> _GIVEN ENTRIES_
■ ■ ■ ■
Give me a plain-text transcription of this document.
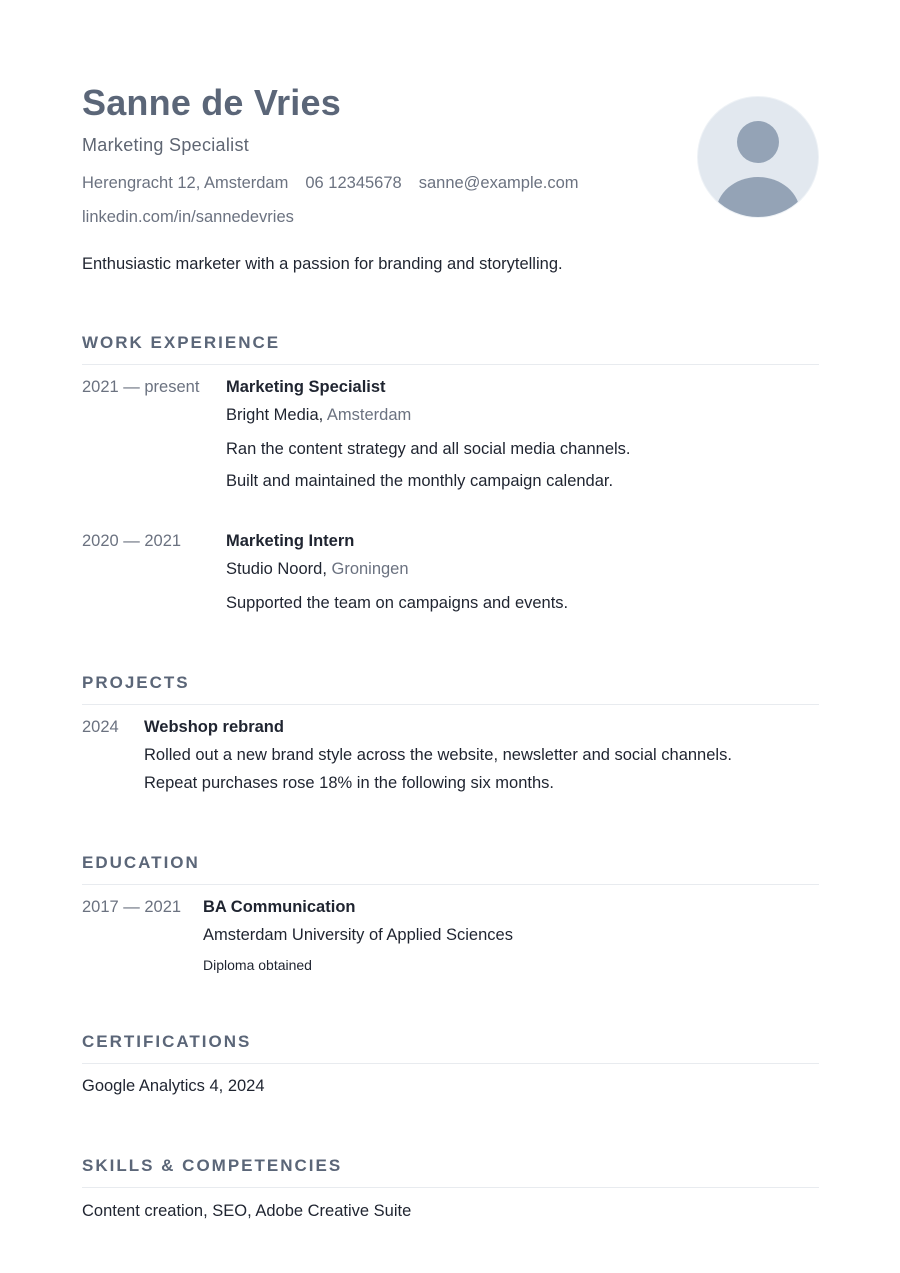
Sanne de Vries
Marketing Specialist
Herengracht 12, Amsterdam 06 12345678 sanne@example.com
linkedin.com/in/sannedevries
Enthusiastic marketer with a passion for branding and storytelling.
WORK EXPERIENCE
2021 — present Marketing Specialist
Bright Media, Amsterdam
Ran the content strategy and all social media channels.
Built and maintained the monthly campaign calendar.
2020 — 2021	Marketing Intern
Studio Noord, Groningen
Supported the team on campaigns and events.
PROJECTS
2024 Webshop rebrand
Rolled out a new brand style across the website, newsletter and social channels.
Repeat purchases rose 18% in the following six months.
EDUCATION
2017 — 2021 BA Communication
Amsterdam University of Applied Sciences
Diploma obtained
CERTIFICATIONS
Google Analytics 4, 2024
SKILLS & COMPETENCIES
Content creation, SEO, Adobe Creative Suite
■ ■ ■ ■
> _YOUR GOAL_
Work out the count of lines containing the word "Specialist", then write only that count.

> _RESPONSE FOR THIS EXERCISE_
2